• Material provided:
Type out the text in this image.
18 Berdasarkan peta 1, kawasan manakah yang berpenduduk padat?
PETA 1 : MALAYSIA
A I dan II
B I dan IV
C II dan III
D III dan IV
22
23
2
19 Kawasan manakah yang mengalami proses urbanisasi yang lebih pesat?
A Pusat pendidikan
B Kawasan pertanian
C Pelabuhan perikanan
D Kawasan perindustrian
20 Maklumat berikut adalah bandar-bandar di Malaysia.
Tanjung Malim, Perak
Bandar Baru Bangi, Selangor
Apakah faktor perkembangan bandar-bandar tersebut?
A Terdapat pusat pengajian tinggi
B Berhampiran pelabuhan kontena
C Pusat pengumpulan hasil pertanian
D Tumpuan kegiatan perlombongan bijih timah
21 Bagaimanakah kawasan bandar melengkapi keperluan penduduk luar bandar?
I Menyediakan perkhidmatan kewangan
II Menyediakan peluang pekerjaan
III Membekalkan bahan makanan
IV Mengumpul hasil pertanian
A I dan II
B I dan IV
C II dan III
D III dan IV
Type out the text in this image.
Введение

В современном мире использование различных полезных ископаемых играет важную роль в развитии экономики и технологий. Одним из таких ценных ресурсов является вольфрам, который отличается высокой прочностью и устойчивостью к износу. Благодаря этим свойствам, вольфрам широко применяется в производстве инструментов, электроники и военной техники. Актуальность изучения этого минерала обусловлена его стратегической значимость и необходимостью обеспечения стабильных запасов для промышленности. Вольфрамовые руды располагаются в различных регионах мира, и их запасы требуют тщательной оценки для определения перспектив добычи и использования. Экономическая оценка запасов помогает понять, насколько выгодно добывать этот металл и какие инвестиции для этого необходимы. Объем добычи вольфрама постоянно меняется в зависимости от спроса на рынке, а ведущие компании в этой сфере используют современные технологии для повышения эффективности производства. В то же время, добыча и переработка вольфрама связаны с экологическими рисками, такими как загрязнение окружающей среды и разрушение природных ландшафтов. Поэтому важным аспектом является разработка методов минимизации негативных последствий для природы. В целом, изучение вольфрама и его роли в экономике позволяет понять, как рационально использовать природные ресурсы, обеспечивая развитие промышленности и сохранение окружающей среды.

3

• Requirements: Return each line of the data exactly as written above.

• Exercise result:
Type out the text in this image.
18 Berdasarkan peta 1, kawasan manakah yang berpenduduk padat?
PETA 1 : MALAYSIA
A I dan II
B I dan IV
C II dan III
D III dan IV
22
23
2
19 Kawasan manakah yang mengalami proses urbanisasi yang lebih pesat?
A Pusat pendidikan
B Kawasan pertanian
C Pelabuhan perikanan
D Kawasan perindustrian
20 Maklumat berikut adalah bandar-bandar di Malaysia.
Tanjung Malim, Perak
Bandar Baru Bangi, Selangor
Apakah faktor perkembangan bandar-bandar tersebut?
A Terdapat pusat pengajian tinggi
B Berhampiran pelabuhan kontena
C Pusat pengumpulan hasil pertanian
D Tumpuan kegiatan perlombongan bijih timah
21 Bagaimanakah kawasan bandar melengkapi keperluan penduduk luar bandar?
I Menyediakan perkhidmatan kewangan
II Menyediakan peluang pekerjaan
III Membekalkan bahan makanan
IV Mengumpul hasil pertanian
A I dan II
B I dan IV
C II dan III
D III dan IV
Type out the text in this image.
Введение

В современном мире использование различных полезных ископаемых играет важную роль в развитии экономики и технологий. Одним из таких ценных ресурсов является вольфрам, который отличается высокой прочностью и устойчивостью к износу. Благодаря этим свойствам, вольфрам широко применяется в производстве инструментов, электроники и военной техники. Актуальность изучения этого минерала обусловлена его стратегической значимость и необходимостью обеспечения стабильных запасов для промышленности. Вольфрамовые руды располагаются в различных регионах мира, и их запасы требуют тщательной оценки для определения перспектив добычи и использования. Экономическая оценка запасов помогает понять, насколько выгодно добывать этот металл и какие инвестиции для этого необходимы. Объем добычи вольфрама постоянно меняется в зависимости от спроса на рынке, а ведущие компании в этой сфере используют современные технологии для повышения эффективности производства. В то же время, добыча и переработка вольфрама связаны с экологическими рисками, такими как загрязнение окружающей среды и разрушение природных ландшафтов. Поэтому важным аспектом является разработка методов минимизации негативных последствий для природы. В целом, изучение вольфрама и его роли в экономике позволяет понять, как рационально использовать природные ресурсы, обеспечивая развитие промышленности и сохранение окружающей среды.

3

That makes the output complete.